## Begin Task input
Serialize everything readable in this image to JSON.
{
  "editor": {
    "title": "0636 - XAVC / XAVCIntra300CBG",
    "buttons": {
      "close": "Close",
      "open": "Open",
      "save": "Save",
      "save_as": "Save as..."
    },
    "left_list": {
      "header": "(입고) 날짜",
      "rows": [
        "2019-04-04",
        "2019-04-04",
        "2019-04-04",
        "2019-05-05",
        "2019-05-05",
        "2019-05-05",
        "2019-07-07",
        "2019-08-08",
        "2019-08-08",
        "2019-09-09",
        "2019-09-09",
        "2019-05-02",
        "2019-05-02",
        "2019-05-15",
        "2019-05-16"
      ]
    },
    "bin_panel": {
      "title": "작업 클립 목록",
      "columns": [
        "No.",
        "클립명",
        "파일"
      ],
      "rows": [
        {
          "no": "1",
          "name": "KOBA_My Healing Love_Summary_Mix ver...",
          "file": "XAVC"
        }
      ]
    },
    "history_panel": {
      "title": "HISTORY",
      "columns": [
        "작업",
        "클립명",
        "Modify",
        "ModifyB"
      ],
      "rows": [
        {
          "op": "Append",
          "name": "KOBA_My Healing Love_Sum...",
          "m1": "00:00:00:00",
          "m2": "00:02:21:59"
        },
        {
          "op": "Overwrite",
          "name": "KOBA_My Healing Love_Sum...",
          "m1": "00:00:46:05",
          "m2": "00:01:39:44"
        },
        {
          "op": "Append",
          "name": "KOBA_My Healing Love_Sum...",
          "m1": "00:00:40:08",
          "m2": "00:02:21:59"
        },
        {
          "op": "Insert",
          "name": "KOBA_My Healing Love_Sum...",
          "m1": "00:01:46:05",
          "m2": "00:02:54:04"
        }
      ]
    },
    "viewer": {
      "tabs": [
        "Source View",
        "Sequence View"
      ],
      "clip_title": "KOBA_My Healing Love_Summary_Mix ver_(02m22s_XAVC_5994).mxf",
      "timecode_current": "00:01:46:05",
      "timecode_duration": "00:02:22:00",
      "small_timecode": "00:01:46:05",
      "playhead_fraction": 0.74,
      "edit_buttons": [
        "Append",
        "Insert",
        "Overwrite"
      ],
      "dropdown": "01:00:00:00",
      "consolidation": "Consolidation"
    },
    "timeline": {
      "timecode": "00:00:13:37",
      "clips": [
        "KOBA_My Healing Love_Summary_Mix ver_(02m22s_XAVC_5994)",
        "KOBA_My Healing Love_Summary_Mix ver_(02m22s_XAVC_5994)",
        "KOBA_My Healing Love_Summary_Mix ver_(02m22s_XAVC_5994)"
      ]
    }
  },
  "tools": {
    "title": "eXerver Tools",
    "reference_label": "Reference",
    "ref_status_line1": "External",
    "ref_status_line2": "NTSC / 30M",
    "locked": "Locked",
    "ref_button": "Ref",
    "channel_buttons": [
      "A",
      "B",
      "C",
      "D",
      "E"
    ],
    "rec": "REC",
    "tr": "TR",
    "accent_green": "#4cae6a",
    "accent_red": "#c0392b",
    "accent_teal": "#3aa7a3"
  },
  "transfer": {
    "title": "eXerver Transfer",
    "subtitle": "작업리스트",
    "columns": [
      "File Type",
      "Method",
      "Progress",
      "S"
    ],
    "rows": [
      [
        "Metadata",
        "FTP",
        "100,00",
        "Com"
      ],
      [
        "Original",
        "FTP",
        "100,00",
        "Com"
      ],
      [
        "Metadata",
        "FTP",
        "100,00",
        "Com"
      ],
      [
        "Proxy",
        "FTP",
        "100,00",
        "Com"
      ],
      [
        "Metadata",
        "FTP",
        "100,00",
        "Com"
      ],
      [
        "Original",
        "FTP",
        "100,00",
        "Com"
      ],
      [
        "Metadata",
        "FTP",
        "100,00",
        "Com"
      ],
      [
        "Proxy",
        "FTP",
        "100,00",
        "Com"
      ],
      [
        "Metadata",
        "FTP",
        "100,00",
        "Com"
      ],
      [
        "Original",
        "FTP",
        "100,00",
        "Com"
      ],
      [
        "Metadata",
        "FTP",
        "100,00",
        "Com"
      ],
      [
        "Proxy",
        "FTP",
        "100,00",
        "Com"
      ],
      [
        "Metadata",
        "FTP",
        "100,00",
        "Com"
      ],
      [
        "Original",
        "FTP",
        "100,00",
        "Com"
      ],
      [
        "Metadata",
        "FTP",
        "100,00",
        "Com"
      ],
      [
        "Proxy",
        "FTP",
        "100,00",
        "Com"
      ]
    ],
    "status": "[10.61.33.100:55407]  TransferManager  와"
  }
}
## End Task input
▶ Written problem
Take the material above and return all of it exactly.

▶ Completed task
Serialize everything readable in this image to JSON.
{
  "editor": {
    "title": "0636 - XAVC / XAVCIntra300CBG",
    "buttons": {
      "close": "Close",
      "open": "Open",
      "save": "Save",
      "save_as": "Save as..."
    },
    "left_list": {
      "header": "(입고) 날짜",
      "rows": [
        "2019-04-04",
        "2019-04-04",
        "2019-04-04",
        "2019-05-05",
        "2019-05-05",
        "2019-05-05",
        "2019-07-07",
        "2019-08-08",
        "2019-08-08",
        "2019-09-09",
        "2019-09-09",
        "2019-05-02",
        "2019-05-02",
        "2019-05-15",
        "2019-05-16"
      ]
    },
    "bin_panel": {
      "title": "작업 클립 목록",
      "columns": [
        "No.",
        "클립명",
        "파일"
      ],
      "rows": [
        {
          "no": "1",
          "name": "KOBA_My Healing Love_Summary_Mix ver...",
          "file": "XAVC"
        }
      ]
    },
    "history_panel": {
      "title": "HISTORY",
      "columns": [
        "작업",
        "클립명",
        "Modify",
        "ModifyB"
      ],
      "rows": [
        {
          "op": "Append",
          "name": "KOBA_My Healing Love_Sum...",
          "m1": "00:00:00:00",
          "m2": "00:02:21:59"
        },
        {
          "op": "Overwrite",
          "name": "KOBA_My Healing Love_Sum...",
          "m1": "00:00:46:05",
          "m2": "00:01:39:44"
        },
        {
          "op": "Append",
          "name": "KOBA_My Healing Love_Sum...",
          "m1": "00:00:40:08",
          "m2": "00:02:21:59"
        },
        {
          "op": "Insert",
          "name": "KOBA_My Healing Love_Sum...",
          "m1": "00:01:46:05",
          "m2": "00:02:54:04"
        }
      ]
    },
    "viewer": {
      "tabs": [
        "Source View",
        "Sequence View"
      ],
      "clip_title": "KOBA_My Healing Love_Summary_Mix ver_(02m22s_XAVC_5994).mxf",
      "timecode_current": "00:01:46:05",
      "timecode_duration": "00:02:22:00",
      "small_timecode": "00:01:46:05",
      "playhead_fraction": 0.74,
      "edit_buttons": [
        "Append",
        "Insert",
        "Overwrite"
      ],
      "dropdown": "01:00:00:00",
      "consolidation": "Consolidation"
    },
    "timeline": {
      "timecode": "00:00:13:37",
      "clips": [
        "KOBA_My Healing Love_Summary_Mix ver_(02m22s_XAVC_5994)",
        "KOBA_My Healing Love_Summary_Mix ver_(02m22s_XAVC_5994)",
        "KOBA_My Healing Love_Summary_Mix ver_(02m22s_XAVC_5994)"
      ]
    }
  },
  "tools": {
    "title": "eXerver Tools",
    "reference_label": "Reference",
    "ref_status_line1": "External",
    "ref_status_line2": "NTSC / 30M",
    "locked": "Locked",
    "ref_button": "Ref",
    "channel_buttons": [
      "A",
      "B",
      "C",
      "D",
      "E"
    ],
    "rec": "REC",
    "tr": "TR",
    "accent_green": "#4cae6a",
    "accent_red": "#c0392b",
    "accent_teal": "#3aa7a3"
  },
  "transfer": {
    "title": "eXerver Transfer",
    "subtitle": "작업리스트",
    "columns": [
      "File Type",
      "Method",
      "Progress",
      "S"
    ],
    "rows": [
      [
        "Metadata",
        "FTP",
        "100,00",
        "Com"
      ],
      [
        "Original",
        "FTP",
        "100,00",
        "Com"
      ],
      [
        "Metadata",
        "FTP",
        "100,00",
        "Com"
      ],
      [
        "Proxy",
        "FTP",
        "100,00",
        "Com"
      ],
      [
        "Metadata",
        "FTP",
        "100,00",
        "Com"
      ],
      [
        "Original",
        "FTP",
        "100,00",
        "Com"
      ],
      [
        "Metadata",
        "FTP",
        "100,00",
        "Com"
      ],
      [
        "Proxy",
        "FTP",
        "100,00",
        "Com"
      ],
      [
        "Metadata",
        "FTP",
        "100,00",
        "Com"
      ],
      [
        "Original",
        "FTP",
        "100,00",
        "Com"
      ],
      [
        "Metadata",
        "FTP",
        "100,00",
        "Com"
      ],
      [
        "Proxy",
        "FTP",
        "100,00",
        "Com"
      ],
      [
        "Metadata",
        "FTP",
        "100,00",
        "Com"
      ],
      [
        "Original",
        "FTP",
        "100,00",
        "Com"
      ],
      [
        "Metadata",
        "FTP",
        "100,00",
        "Com"
      ],
      [
        "Proxy",
        "FTP",
        "100,00",
        "Com"
      ]
    ],
    "status": "[10.61.33.100:55407]  TransferManager  와"
  }
}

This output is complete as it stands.